* **Exercise task**
Omit all pictures, then retype the data exactly as given.

* **Records supplied**
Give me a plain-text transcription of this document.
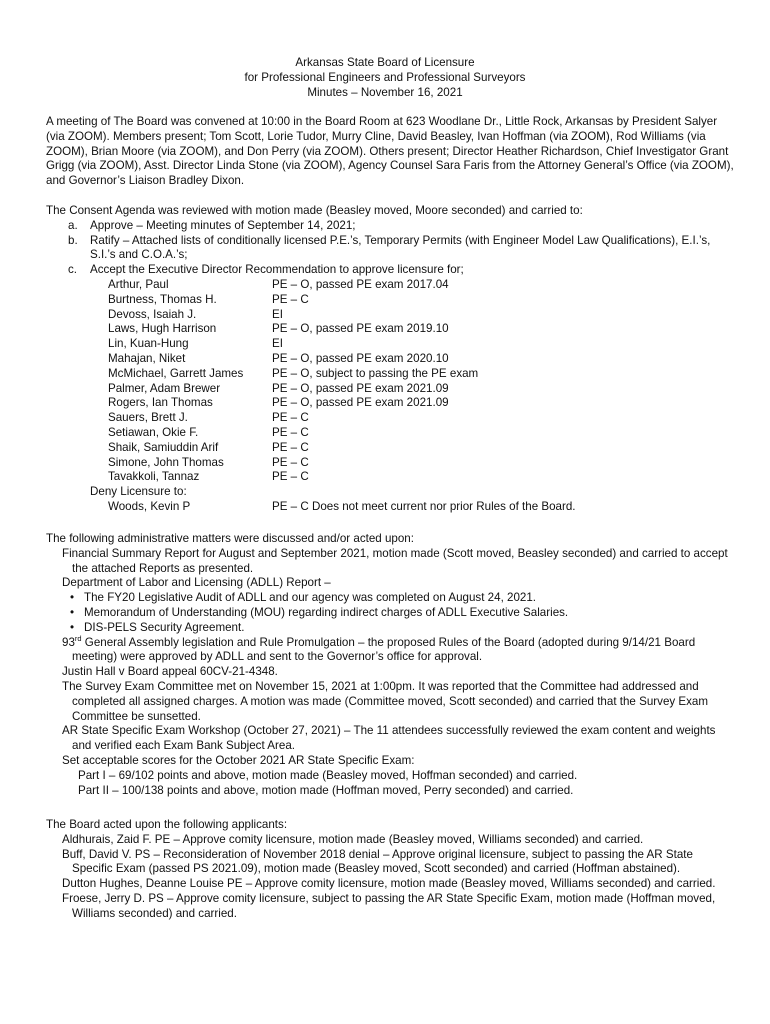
Arkansas State Board of Licensure
for Professional Engineers and Professional Surveyors
Minutes – November 16, 2021

A meeting of The Board was convened at 10:00 in the Board Room at 623 Woodlane Dr., Little Rock, Arkansas by President Salyer (via ZOOM). Members present; Tom Scott, Lorie Tudor, Murry Cline, David Beasley, Ivan Hoffman (via ZOOM), Rod Williams (via ZOOM), Brian Moore (via ZOOM), and Don Perry (via ZOOM). Others present; Director Heather Richardson, Chief Investigator Grant Grigg (via ZOOM), Asst. Director Linda Stone (via ZOOM), Agency Counsel Sara Faris from the Attorney General’s Office (via ZOOM), and Governor’s Liaison Bradley Dixon.

The Consent Agenda was reviewed with motion made (Beasley moved, Moore seconded) and carried to:

a. Approve – Meeting minutes of September 14, 2021;
b. Ratify – Attached lists of conditionally licensed P.E.’s, Temporary Permits (with Engineer Model Law Qualifications), E.I.’s, S.I.’s and C.O.A.’s;
c. Accept the Executive Director Recommendation to approve licensure for;
Arthur, Paul	PE – O, passed PE exam 2017.04
Burtness, Thomas H.	PE – C
Devoss, Isaiah J.	EI
Laws, Hugh Harrison	PE – O, passed PE exam 2019.10
Lin, Kuan-Hung	EI
Mahajan, Niket	PE – O, passed PE exam 2020.10
McMichael, Garrett James	PE – O, subject to passing the PE exam
Palmer, Adam Brewer	PE – O, passed PE exam 2021.09
Rogers, Ian Thomas	PE – O, passed PE exam 2021.09
Sauers, Brett J.	PE – C
Setiawan, Okie F.	PE – C
Shaik, Samiuddin Arif	PE – C
Simone, John Thomas	PE – C
Tavakkoli, Tannaz	PE – C
Deny Licensure to:
Woods, Kevin P	PE – C Does not meet current nor prior Rules of the Board.

The following administrative matters were discussed and/or acted upon:

Financial Summary Report for August and September 2021, motion made (Scott moved, Beasley seconded) and carried to accept the attached Reports as presented.

Department of Labor and Licensing (ADLL) Report –

• The FY20 Legislative Audit of ADLL and our agency was completed on August 24, 2021.
• Memorandum of Understanding (MOU) regarding indirect charges of ADLL Executive Salaries.
• DIS-PELS Security Agreement.

93rd General Assembly legislation and Rule Promulgation – the proposed Rules of the Board (adopted during 9/14/21 Board meeting) were approved by ADLL and sent to the Governor’s office for approval.

Justin Hall v Board appeal 60CV-21-4348.

The Survey Exam Committee met on November 15, 2021 at 1:00pm. It was reported that the Committee had addressed and completed all assigned charges. A motion was made (Committee moved, Scott seconded) and carried that the Survey Exam Committee be sunsetted.

AR State Specific Exam Workshop (October 27, 2021) – The 11 attendees successfully reviewed the exam content and weights and verified each Exam Bank Subject Area.

Set acceptable scores for the October 2021 AR State Specific Exam:

Part I – 69/102 points and above, motion made (Beasley moved, Hoffman seconded) and carried.

Part II – 100/138 points and above, motion made (Hoffman moved, Perry seconded) and carried.

The Board acted upon the following applicants:

Aldhurais, Zaid F. PE – Approve comity licensure, motion made (Beasley moved, Williams seconded) and carried.

Buff, David V. PS – Reconsideration of November 2018 denial – Approve original licensure, subject to passing the AR State Specific Exam (passed PS 2021.09), motion made (Beasley moved, Scott seconded) and carried (Hoffman abstained).

Dutton Hughes, Deanne Louise PE – Approve comity licensure, motion made (Beasley moved, Williams seconded) and carried.

Froese, Jerry D. PS – Approve comity licensure, subject to passing the AR State Specific Exam, motion made (Hoffman moved, Williams seconded) and carried.
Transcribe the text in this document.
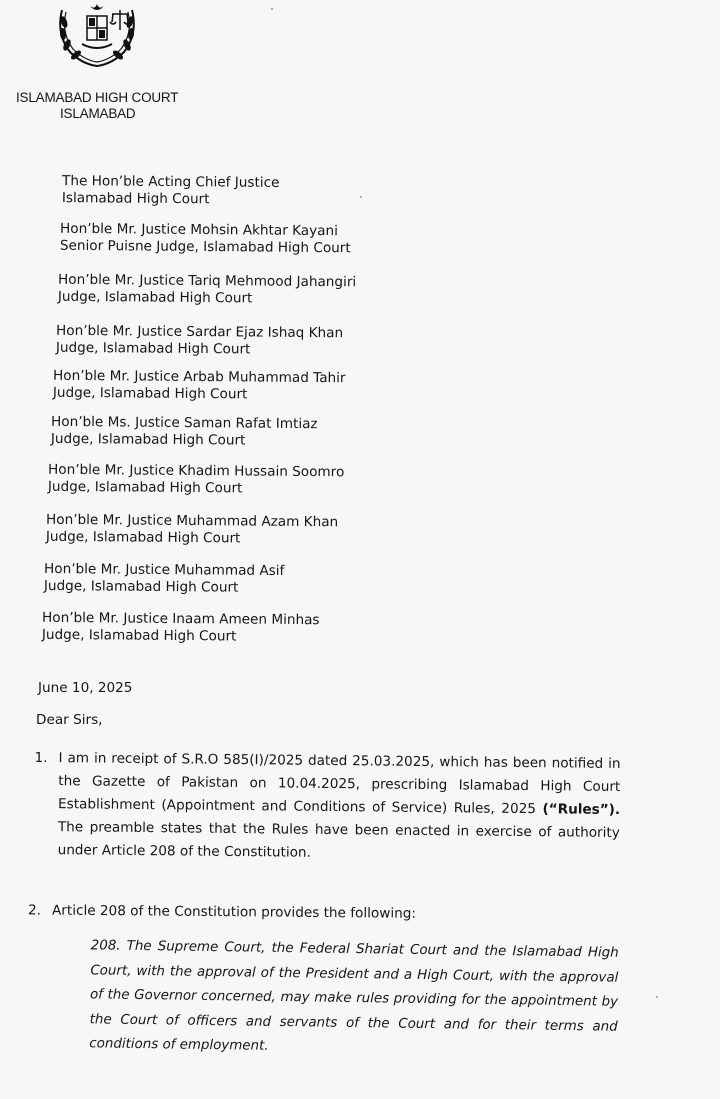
ISLAMABAD HIGH COURT
ISLAMABAD
The Hon’ble Acting Chief Justice
Islamabad High Court
Hon’ble Mr. Justice Mohsin Akhtar Kayani
Senior Puisne Judge, Islamabad High Court
Hon’ble Mr. Justice Tariq Mehmood Jahangiri
Judge, Islamabad High Court
Hon’ble Mr. Justice Sardar Ejaz Ishaq Khan
Judge, Islamabad High Court
Hon’ble Mr. Justice Arbab Muhammad Tahir
Judge, Islamabad High Court
Hon’ble Ms. Justice Saman Rafat Imtiaz
Judge, Islamabad High Court
Hon’ble Mr. Justice Khadim Hussain Soomro
Judge, Islamabad High Court
Hon’ble Mr. Justice Muhammad Azam Khan
Judge, Islamabad High Court
Hon’ble Mr. Justice Muhammad Asif
Judge, Islamabad High Court
Hon’ble Mr. Justice Inaam Ameen Minhas
Judge, Islamabad High Court
June 10, 2025
Dear Sirs,
1. I am in receipt of S.R.O 585(I)/2025 dated 25.03.2025, which has been notified in the Gazette of Pakistan on 10.04.2025, prescribing Islamabad High Court Establishment (Appointment and Conditions of Service) Rules, 2025 (“Rules”). The preamble states that the Rules have been enacted in exercise of authority under Article 208 of the Constitution.
2. Article 208 of the Constitution provides the following:
208. The Supreme Court, the Federal Shariat Court and the Islamabad High Court, with the approval of the President and a High Court, with the approval of the Governor concerned, may make rules providing for the appointment by the Court of officers and servants of the Court and for their terms and conditions of employment.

* **The solution**
Give me a plain-text transcription of this document.
Arkansas State Board of Licensure
for Professional Engineers and Professional Surveyors
Minutes – November 16, 2021

A meeting of The Board was convened at 10:00 in the Board Room at 623 Woodlane Dr., Little Rock, Arkansas by President Salyer (via ZOOM). Members present; Tom Scott, Lorie Tudor, Murry Cline, David Beasley, Ivan Hoffman (via ZOOM), Rod Williams (via ZOOM), Brian Moore (via ZOOM), and Don Perry (via ZOOM). Others present; Director Heather Richardson, Chief Investigator Grant Grigg (via ZOOM), Asst. Director Linda Stone (via ZOOM), Agency Counsel Sara Faris from the Attorney General’s Office (via ZOOM), and Governor’s Liaison Bradley Dixon.

The Consent Agenda was reviewed with motion made (Beasley moved, Moore seconded) and carried to:

a. Approve – Meeting minutes of September 14, 2021;
b. Ratify – Attached lists of conditionally licensed P.E.’s, Temporary Permits (with Engineer Model Law Qualifications), E.I.’s, S.I.’s and C.O.A.’s;
c. Accept the Executive Director Recommendation to approve licensure for;
Arthur, Paul	PE – O, passed PE exam 2017.04
Burtness, Thomas H.	PE – C
Devoss, Isaiah J.	EI
Laws, Hugh Harrison	PE – O, passed PE exam 2019.10
Lin, Kuan-Hung	EI
Mahajan, Niket	PE – O, passed PE exam 2020.10
McMichael, Garrett James	PE – O, subject to passing the PE exam
Palmer, Adam Brewer	PE – O, passed PE exam 2021.09
Rogers, Ian Thomas	PE – O, passed PE exam 2021.09
Sauers, Brett J.	PE – C
Setiawan, Okie F.	PE – C
Shaik, Samiuddin Arif	PE – C
Simone, John Thomas	PE – C
Tavakkoli, Tannaz	PE – C
Deny Licensure to:
Woods, Kevin P	PE – C Does not meet current nor prior Rules of the Board.

The following administrative matters were discussed and/or acted upon:

Financial Summary Report for August and September 2021, motion made (Scott moved, Beasley seconded) and carried to accept the attached Reports as presented.

Department of Labor and Licensing (ADLL) Report –

• The FY20 Legislative Audit of ADLL and our agency was completed on August 24, 2021.
• Memorandum of Understanding (MOU) regarding indirect charges of ADLL Executive Salaries.
• DIS-PELS Security Agreement.

93rd General Assembly legislation and Rule Promulgation – the proposed Rules of the Board (adopted during 9/14/21 Board meeting) were approved by ADLL and sent to the Governor’s office for approval.

Justin Hall v Board appeal 60CV-21-4348.

The Survey Exam Committee met on November 15, 2021 at 1:00pm. It was reported that the Committee had addressed and completed all assigned charges. A motion was made (Committee moved, Scott seconded) and carried that the Survey Exam Committee be sunsetted.

AR State Specific Exam Workshop (October 27, 2021) – The 11 attendees successfully reviewed the exam content and weights and verified each Exam Bank Subject Area.

Set acceptable scores for the October 2021 AR State Specific Exam:

Part I – 69/102 points and above, motion made (Beasley moved, Hoffman seconded) and carried.

Part II – 100/138 points and above, motion made (Hoffman moved, Perry seconded) and carried.

The Board acted upon the following applicants:

Aldhurais, Zaid F. PE – Approve comity licensure, motion made (Beasley moved, Williams seconded) and carried.

Buff, David V. PS – Reconsideration of November 2018 denial – Approve original licensure, subject to passing the AR State Specific Exam (passed PS 2021.09), motion made (Beasley moved, Scott seconded) and carried (Hoffman abstained).

Dutton Hughes, Deanne Louise PE – Approve comity licensure, motion made (Beasley moved, Williams seconded) and carried.

Froese, Jerry D. PS – Approve comity licensure, subject to passing the AR State Specific Exam, motion made (Hoffman moved, Williams seconded) and carried.
Transcribe the text in this document.
ISLAMABAD HIGH COURT
ISLAMABAD
The Hon’ble Acting Chief Justice
Islamabad High Court
Hon’ble Mr. Justice Mohsin Akhtar Kayani
Senior Puisne Judge, Islamabad High Court
Hon’ble Mr. Justice Tariq Mehmood Jahangiri
Judge, Islamabad High Court
Hon’ble Mr. Justice Sardar Ejaz Ishaq Khan
Judge, Islamabad High Court
Hon’ble Mr. Justice Arbab Muhammad Tahir
Judge, Islamabad High Court
Hon’ble Ms. Justice Saman Rafat Imtiaz
Judge, Islamabad High Court
Hon’ble Mr. Justice Khadim Hussain Soomro
Judge, Islamabad High Court
Hon’ble Mr. Justice Muhammad Azam Khan
Judge, Islamabad High Court
Hon’ble Mr. Justice Muhammad Asif
Judge, Islamabad High Court
Hon’ble Mr. Justice Inaam Ameen Minhas
Judge, Islamabad High Court
June 10, 2025
Dear Sirs,
1. I am in receipt of S.R.O 585(I)/2025 dated 25.03.2025, which has been notified in the Gazette of Pakistan on 10.04.2025, prescribing Islamabad High Court Establishment (Appointment and Conditions of Service) Rules, 2025 (“Rules”). The preamble states that the Rules have been enacted in exercise of authority under Article 208 of the Constitution.
2. Article 208 of the Constitution provides the following:
208. The Supreme Court, the Federal Shariat Court and the Islamabad High Court, with the approval of the President and a High Court, with the approval of the Governor concerned, may make rules providing for the appointment by the Court of officers and servants of the Court and for their terms and conditions of employment.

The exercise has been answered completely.